### DIRECTIONS FOR THIS TASK
Omit the images. Copy each entry word for word.

Entries taken from a collection
━━━━━━━━━━━━━━━━━━━━

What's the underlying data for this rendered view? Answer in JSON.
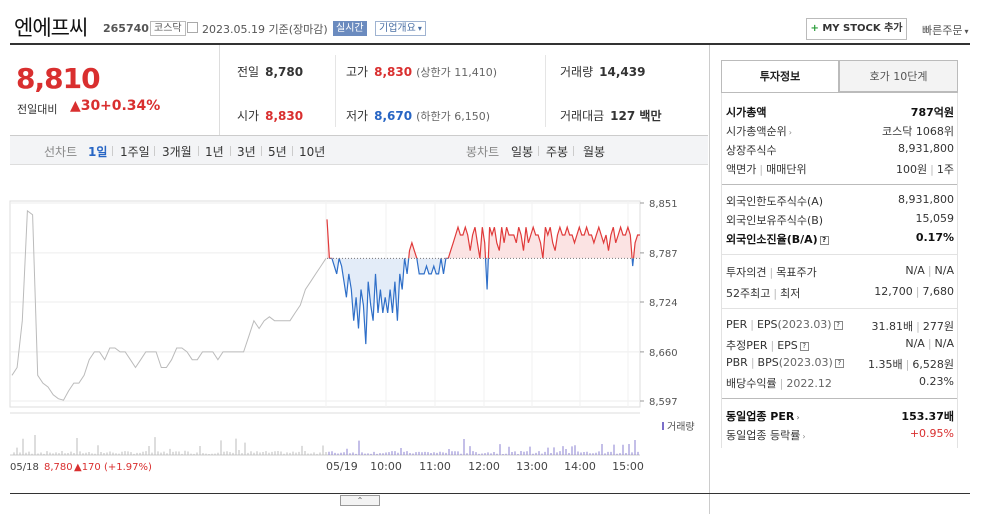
{
  "header": {
    "name": "엔에프씨",
    "code": "265740",
    "market": "코스닥",
    "date": "2023.05.19 기준(장마감)",
    "realtime": "실시간",
    "overview": "기업개요",
    "mystock": "MY STOCK 추가",
    "quick_order": "빠른주문"
  },
  "price": {
    "current": "8,810",
    "prev_label": "전일대비",
    "change": "30",
    "rate": "+0.34%"
  },
  "stats": {
    "prev_close": {
      "label": "전일",
      "value": "8,780"
    },
    "high": {
      "label": "고가",
      "value": "8,830",
      "sub": "(상한가 11,410)"
    },
    "volume": {
      "label": "거래량",
      "value": "14,439"
    },
    "open": {
      "label": "시가",
      "value": "8,830"
    },
    "low": {
      "label": "저가",
      "value": "8,670",
      "sub": "(하한가 6,150)"
    },
    "amount": {
      "label": "거래대금",
      "value": "127 백만"
    }
  },
  "tabs": {
    "line_label": "선차트",
    "line": [
      "1일",
      "1주일",
      "3개월",
      "1년",
      "3년",
      "5년",
      "10년"
    ],
    "candle_label": "봉차트",
    "candle": [
      "일봉",
      "주봉",
      "월봉"
    ]
  },
  "chart_data": {
    "type": "line",
    "y_ticks": [
      "8,851",
      "8,787",
      "8,724",
      "8,660",
      "8,597"
    ],
    "ylim": [
      8597,
      8851
    ],
    "x_ticks": [
      "05/18",
      "05/19",
      "10:00",
      "11:00",
      "12:00",
      "13:00",
      "14:00",
      "15:00"
    ],
    "baseline": 8780,
    "prev_summary": {
      "date": "05/18",
      "close": "8,780",
      "change": "▲170 (+1.97%)"
    },
    "volume_label": "거래량",
    "prev_day_series": [
      8630,
      8640,
      8700,
      8841,
      8836,
      8630,
      8620,
      8615,
      8605,
      8600,
      8598,
      8610,
      8620,
      8620,
      8630,
      8650,
      8660,
      8660,
      8650,
      8665,
      8665,
      8660,
      8660,
      8650,
      8640,
      8650,
      8660,
      8660,
      8660,
      8640,
      8640,
      8650,
      8665,
      8665,
      8660,
      8650,
      8650,
      8660,
      8660,
      8660,
      8650,
      8660,
      8660,
      8660,
      8660,
      8660,
      8680,
      8700,
      8690,
      8700,
      8705,
      8700,
      8700,
      8700,
      8700,
      8710,
      8720,
      8740,
      8750,
      8760,
      8770,
      8780
    ],
    "today_series": [
      8830,
      8780,
      8780,
      8770,
      8760,
      8780,
      8770,
      8750,
      8730,
      8760,
      8740,
      8700,
      8730,
      8690,
      8740,
      8720,
      8670,
      8750,
      8720,
      8700,
      8760,
      8710,
      8740,
      8710,
      8730,
      8710,
      8740,
      8710,
      8750,
      8700,
      8760,
      8740,
      8780,
      8760,
      8790,
      8800,
      8790,
      8780,
      8760,
      8760,
      8760,
      8770,
      8760,
      8760,
      8770,
      8760,
      8760,
      8780,
      8760,
      8780,
      8780,
      8790,
      8800,
      8810,
      8820,
      8810,
      8810,
      8820,
      8810,
      8790,
      8810,
      8820,
      8800,
      8780,
      8820,
      8800,
      8740,
      8820,
      8810,
      8820,
      8800,
      8790,
      8820,
      8800,
      8820,
      8810,
      8810,
      8810,
      8800,
      8820,
      8810,
      8790,
      8820,
      8800,
      8810,
      8820,
      8810,
      8810,
      8800,
      8780,
      8820,
      8810,
      8820,
      8800,
      8790,
      8810,
      8820,
      8810,
      8810,
      8820,
      8810,
      8810,
      8800,
      8810,
      8820,
      8810,
      8810,
      8820,
      8810,
      8810,
      8800,
      8810,
      8820,
      8810,
      8800,
      8810,
      8790,
      8810,
      8820,
      8800,
      8810,
      8820,
      8810,
      8810,
      8820,
      8810,
      8770,
      8800,
      8810,
      8810
    ]
  },
  "side": {
    "tab1": "투자정보",
    "tab2": "호가 10단계",
    "market_cap": {
      "label": "시가총액",
      "value": "787억원"
    },
    "cap_rank": {
      "label": "시가총액순위",
      "value": "코스닥 1068위"
    },
    "shares": {
      "label": "상장주식수",
      "value": "8,931,800"
    },
    "par": {
      "label": "액면가",
      "label2": "매매단위",
      "value": "100원",
      "value2": "1주"
    },
    "foreign_limit": {
      "label": "외국인한도주식수(A)",
      "value": "8,931,800"
    },
    "foreign_hold": {
      "label": "외국인보유주식수(B)",
      "value": "15,059"
    },
    "foreign_ratio": {
      "label": "외국인소진율(B/A)",
      "value": "0.17%"
    },
    "opinion": {
      "label": "투자의견",
      "label2": "목표주가",
      "value": "N/A",
      "value2": "N/A"
    },
    "week52": {
      "label": "52주최고",
      "label2": "최저",
      "value": "12,700",
      "value2": "7,680"
    },
    "per": {
      "label": "PER",
      "label2": "EPS",
      "period": "(2023.03)",
      "value": "31.81배",
      "value2": "277원"
    },
    "est_per": {
      "label": "추정PER",
      "label2": "EPS",
      "value": "N/A",
      "value2": "N/A"
    },
    "pbr": {
      "label": "PBR",
      "label2": "BPS",
      "period": "(2023.03)",
      "value": "1.35배",
      "value2": "6,528원"
    },
    "dividend": {
      "label": "배당수익률",
      "period": "2022.12",
      "value": "0.23%"
    },
    "sector_per": {
      "label": "동일업종 PER",
      "value": "153.37배"
    },
    "sector_rate": {
      "label": "동일업종 등락률",
      "value": "+0.95%"
    }
  }
}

━━━━━━━━━━━━━━━━━━━━

### EXERCISE SOLUTION
What's the underlying data for this rendered view? Answer in JSON.
{
  "header": {
    "name": "엔에프씨",
    "code": "265740",
    "market": "코스닥",
    "date": "2023.05.19 기준(장마감)",
    "realtime": "실시간",
    "overview": "기업개요",
    "mystock": "MY STOCK 추가",
    "quick_order": "빠른주문"
  },
  "price": {
    "current": "8,810",
    "prev_label": "전일대비",
    "change": "30",
    "rate": "+0.34%"
  },
  "stats": {
    "prev_close": {
      "label": "전일",
      "value": "8,780"
    },
    "high": {
      "label": "고가",
      "value": "8,830",
      "sub": "(상한가 11,410)"
    },
    "volume": {
      "label": "거래량",
      "value": "14,439"
    },
    "open": {
      "label": "시가",
      "value": "8,830"
    },
    "low": {
      "label": "저가",
      "value": "8,670",
      "sub": "(하한가 6,150)"
    },
    "amount": {
      "label": "거래대금",
      "value": "127 백만"
    }
  },
  "tabs": {
    "line_label": "선차트",
    "line": [
      "1일",
      "1주일",
      "3개월",
      "1년",
      "3년",
      "5년",
      "10년"
    ],
    "candle_label": "봉차트",
    "candle": [
      "일봉",
      "주봉",
      "월봉"
    ]
  },
  "chart_data": {
    "type": "line",
    "y_ticks": [
      "8,851",
      "8,787",
      "8,724",
      "8,660",
      "8,597"
    ],
    "ylim": [
      8597,
      8851
    ],
    "x_ticks": [
      "05/18",
      "05/19",
      "10:00",
      "11:00",
      "12:00",
      "13:00",
      "14:00",
      "15:00"
    ],
    "baseline": 8780,
    "prev_summary": {
      "date": "05/18",
      "close": "8,780",
      "change": "▲170 (+1.97%)"
    },
    "volume_label": "거래량",
    "prev_day_series": [
      8630,
      8640,
      8700,
      8841,
      8836,
      8630,
      8620,
      8615,
      8605,
      8600,
      8598,
      8610,
      8620,
      8620,
      8630,
      8650,
      8660,
      8660,
      8650,
      8665,
      8665,
      8660,
      8660,
      8650,
      8640,
      8650,
      8660,
      8660,
      8660,
      8640,
      8640,
      8650,
      8665,
      8665,
      8660,
      8650,
      8650,
      8660,
      8660,
      8660,
      8650,
      8660,
      8660,
      8660,
      8660,
      8660,
      8680,
      8700,
      8690,
      8700,
      8705,
      8700,
      8700,
      8700,
      8700,
      8710,
      8720,
      8740,
      8750,
      8760,
      8770,
      8780
    ],
    "today_series": [
      8830,
      8780,
      8780,
      8770,
      8760,
      8780,
      8770,
      8750,
      8730,
      8760,
      8740,
      8700,
      8730,
      8690,
      8740,
      8720,
      8670,
      8750,
      8720,
      8700,
      8760,
      8710,
      8740,
      8710,
      8730,
      8710,
      8740,
      8710,
      8750,
      8700,
      8760,
      8740,
      8780,
      8760,
      8790,
      8800,
      8790,
      8780,
      8760,
      8760,
      8760,
      8770,
      8760,
      8760,
      8770,
      8760,
      8760,
      8780,
      8760,
      8780,
      8780,
      8790,
      8800,
      8810,
      8820,
      8810,
      8810,
      8820,
      8810,
      8790,
      8810,
      8820,
      8800,
      8780,
      8820,
      8800,
      8740,
      8820,
      8810,
      8820,
      8800,
      8790,
      8820,
      8800,
      8820,
      8810,
      8810,
      8810,
      8800,
      8820,
      8810,
      8790,
      8820,
      8800,
      8810,
      8820,
      8810,
      8810,
      8800,
      8780,
      8820,
      8810,
      8820,
      8800,
      8790,
      8810,
      8820,
      8810,
      8810,
      8820,
      8810,
      8810,
      8800,
      8810,
      8820,
      8810,
      8810,
      8820,
      8810,
      8810,
      8800,
      8810,
      8820,
      8810,
      8800,
      8810,
      8790,
      8810,
      8820,
      8800,
      8810,
      8820,
      8810,
      8810,
      8820,
      8810,
      8770,
      8800,
      8810,
      8810
    ]
  },
  "side": {
    "tab1": "투자정보",
    "tab2": "호가 10단계",
    "market_cap": {
      "label": "시가총액",
      "value": "787억원"
    },
    "cap_rank": {
      "label": "시가총액순위",
      "value": "코스닥 1068위"
    },
    "shares": {
      "label": "상장주식수",
      "value": "8,931,800"
    },
    "par": {
      "label": "액면가",
      "label2": "매매단위",
      "value": "100원",
      "value2": "1주"
    },
    "foreign_limit": {
      "label": "외국인한도주식수(A)",
      "value": "8,931,800"
    },
    "foreign_hold": {
      "label": "외국인보유주식수(B)",
      "value": "15,059"
    },
    "foreign_ratio": {
      "label": "외국인소진율(B/A)",
      "value": "0.17%"
    },
    "opinion": {
      "label": "투자의견",
      "label2": "목표주가",
      "value": "N/A",
      "value2": "N/A"
    },
    "week52": {
      "label": "52주최고",
      "label2": "최저",
      "value": "12,700",
      "value2": "7,680"
    },
    "per": {
      "label": "PER",
      "label2": "EPS",
      "period": "(2023.03)",
      "value": "31.81배",
      "value2": "277원"
    },
    "est_per": {
      "label": "추정PER",
      "label2": "EPS",
      "value": "N/A",
      "value2": "N/A"
    },
    "pbr": {
      "label": "PBR",
      "label2": "BPS",
      "period": "(2023.03)",
      "value": "1.35배",
      "value2": "6,528원"
    },
    "dividend": {
      "label": "배당수익률",
      "period": "2022.12",
      "value": "0.23%"
    },
    "sector_per": {
      "label": "동일업종 PER",
      "value": "153.37배"
    },
    "sector_rate": {
      "label": "동일업종 등락률",
      "value": "+0.95%"
    }
  }
}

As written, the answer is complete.